STATED GOAL: Return each line containing the string "Rate".

RECORDS TO PROCESS:
____________
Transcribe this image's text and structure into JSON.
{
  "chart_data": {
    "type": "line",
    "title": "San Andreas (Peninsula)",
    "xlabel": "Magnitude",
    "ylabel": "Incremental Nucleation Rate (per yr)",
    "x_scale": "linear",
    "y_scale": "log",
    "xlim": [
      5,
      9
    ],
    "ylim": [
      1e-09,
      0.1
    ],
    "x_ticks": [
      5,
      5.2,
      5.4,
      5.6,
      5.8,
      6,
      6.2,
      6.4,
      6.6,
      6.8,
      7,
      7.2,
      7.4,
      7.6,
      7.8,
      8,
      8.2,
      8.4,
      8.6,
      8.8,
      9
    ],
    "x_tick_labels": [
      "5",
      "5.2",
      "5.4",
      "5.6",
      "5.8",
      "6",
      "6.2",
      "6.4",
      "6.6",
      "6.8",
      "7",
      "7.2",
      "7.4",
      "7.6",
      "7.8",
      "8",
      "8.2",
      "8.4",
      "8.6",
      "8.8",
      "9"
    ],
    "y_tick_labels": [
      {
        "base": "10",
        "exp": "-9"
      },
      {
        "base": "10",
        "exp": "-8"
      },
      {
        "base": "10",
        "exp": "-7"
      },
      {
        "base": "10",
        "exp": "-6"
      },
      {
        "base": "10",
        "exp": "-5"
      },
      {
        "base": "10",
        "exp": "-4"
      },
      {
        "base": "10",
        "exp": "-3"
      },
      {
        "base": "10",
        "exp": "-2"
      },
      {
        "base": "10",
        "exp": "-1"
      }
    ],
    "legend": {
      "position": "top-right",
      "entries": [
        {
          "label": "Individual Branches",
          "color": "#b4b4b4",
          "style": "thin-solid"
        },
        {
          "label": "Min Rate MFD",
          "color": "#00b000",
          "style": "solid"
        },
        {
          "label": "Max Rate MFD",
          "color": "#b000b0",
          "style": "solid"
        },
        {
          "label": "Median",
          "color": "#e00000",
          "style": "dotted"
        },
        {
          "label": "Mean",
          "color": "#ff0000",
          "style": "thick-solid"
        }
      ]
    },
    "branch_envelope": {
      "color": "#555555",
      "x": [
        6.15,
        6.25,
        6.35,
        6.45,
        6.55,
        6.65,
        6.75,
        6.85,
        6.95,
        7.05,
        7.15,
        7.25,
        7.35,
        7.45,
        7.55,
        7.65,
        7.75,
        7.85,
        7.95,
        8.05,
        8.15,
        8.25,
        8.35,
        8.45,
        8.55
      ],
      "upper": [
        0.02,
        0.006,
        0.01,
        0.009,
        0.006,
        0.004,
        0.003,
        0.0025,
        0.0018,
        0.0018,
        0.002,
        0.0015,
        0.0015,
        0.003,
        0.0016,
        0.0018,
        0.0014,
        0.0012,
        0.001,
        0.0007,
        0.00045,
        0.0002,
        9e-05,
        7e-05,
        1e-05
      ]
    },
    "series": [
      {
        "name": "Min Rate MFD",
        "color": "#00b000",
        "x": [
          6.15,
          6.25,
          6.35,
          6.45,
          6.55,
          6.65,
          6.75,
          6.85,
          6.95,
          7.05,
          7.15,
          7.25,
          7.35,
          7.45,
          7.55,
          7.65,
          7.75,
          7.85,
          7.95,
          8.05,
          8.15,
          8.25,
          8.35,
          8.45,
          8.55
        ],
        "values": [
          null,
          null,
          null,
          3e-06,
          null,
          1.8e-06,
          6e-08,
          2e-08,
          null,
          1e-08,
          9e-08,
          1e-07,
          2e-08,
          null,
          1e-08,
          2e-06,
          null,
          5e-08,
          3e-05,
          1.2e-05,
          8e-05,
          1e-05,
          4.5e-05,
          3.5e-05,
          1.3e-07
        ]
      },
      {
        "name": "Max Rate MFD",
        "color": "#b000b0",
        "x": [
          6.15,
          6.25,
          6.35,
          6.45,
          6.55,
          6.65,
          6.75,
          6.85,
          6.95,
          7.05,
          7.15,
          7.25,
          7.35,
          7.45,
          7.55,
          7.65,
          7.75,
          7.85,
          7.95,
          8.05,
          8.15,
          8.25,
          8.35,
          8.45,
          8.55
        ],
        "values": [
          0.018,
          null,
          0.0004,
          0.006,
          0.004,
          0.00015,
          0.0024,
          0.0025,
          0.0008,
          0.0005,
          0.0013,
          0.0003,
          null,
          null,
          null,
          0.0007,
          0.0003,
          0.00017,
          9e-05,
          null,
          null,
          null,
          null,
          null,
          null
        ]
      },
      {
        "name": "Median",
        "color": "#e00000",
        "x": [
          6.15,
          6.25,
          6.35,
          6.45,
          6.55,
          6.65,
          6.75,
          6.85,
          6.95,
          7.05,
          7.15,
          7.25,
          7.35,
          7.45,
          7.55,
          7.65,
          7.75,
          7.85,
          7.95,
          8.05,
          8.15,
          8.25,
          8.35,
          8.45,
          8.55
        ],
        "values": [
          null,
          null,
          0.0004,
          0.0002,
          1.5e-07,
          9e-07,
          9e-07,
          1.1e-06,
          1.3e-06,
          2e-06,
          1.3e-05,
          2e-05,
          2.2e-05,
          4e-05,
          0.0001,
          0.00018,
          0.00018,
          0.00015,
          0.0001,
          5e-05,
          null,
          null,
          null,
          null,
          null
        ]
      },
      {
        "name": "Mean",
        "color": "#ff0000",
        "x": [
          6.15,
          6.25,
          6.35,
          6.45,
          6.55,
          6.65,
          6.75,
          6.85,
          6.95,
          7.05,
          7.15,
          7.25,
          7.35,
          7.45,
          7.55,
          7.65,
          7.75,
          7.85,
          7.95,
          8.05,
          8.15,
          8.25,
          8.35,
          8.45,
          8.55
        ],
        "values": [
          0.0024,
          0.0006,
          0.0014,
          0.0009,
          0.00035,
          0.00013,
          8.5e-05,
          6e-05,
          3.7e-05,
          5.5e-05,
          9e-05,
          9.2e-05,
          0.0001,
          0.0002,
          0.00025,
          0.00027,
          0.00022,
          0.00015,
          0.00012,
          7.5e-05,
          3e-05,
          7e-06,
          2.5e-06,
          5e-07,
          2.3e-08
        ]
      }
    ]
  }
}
____________
EXERCISE SOLUTION:
    "ylabel": "Incremental Nucleation Rate (per yr)",
          "label": "Min Rate MFD",
          "label": "Max Rate MFD",
        "name": "Min Rate MFD",
        "name": "Max Rate MFD",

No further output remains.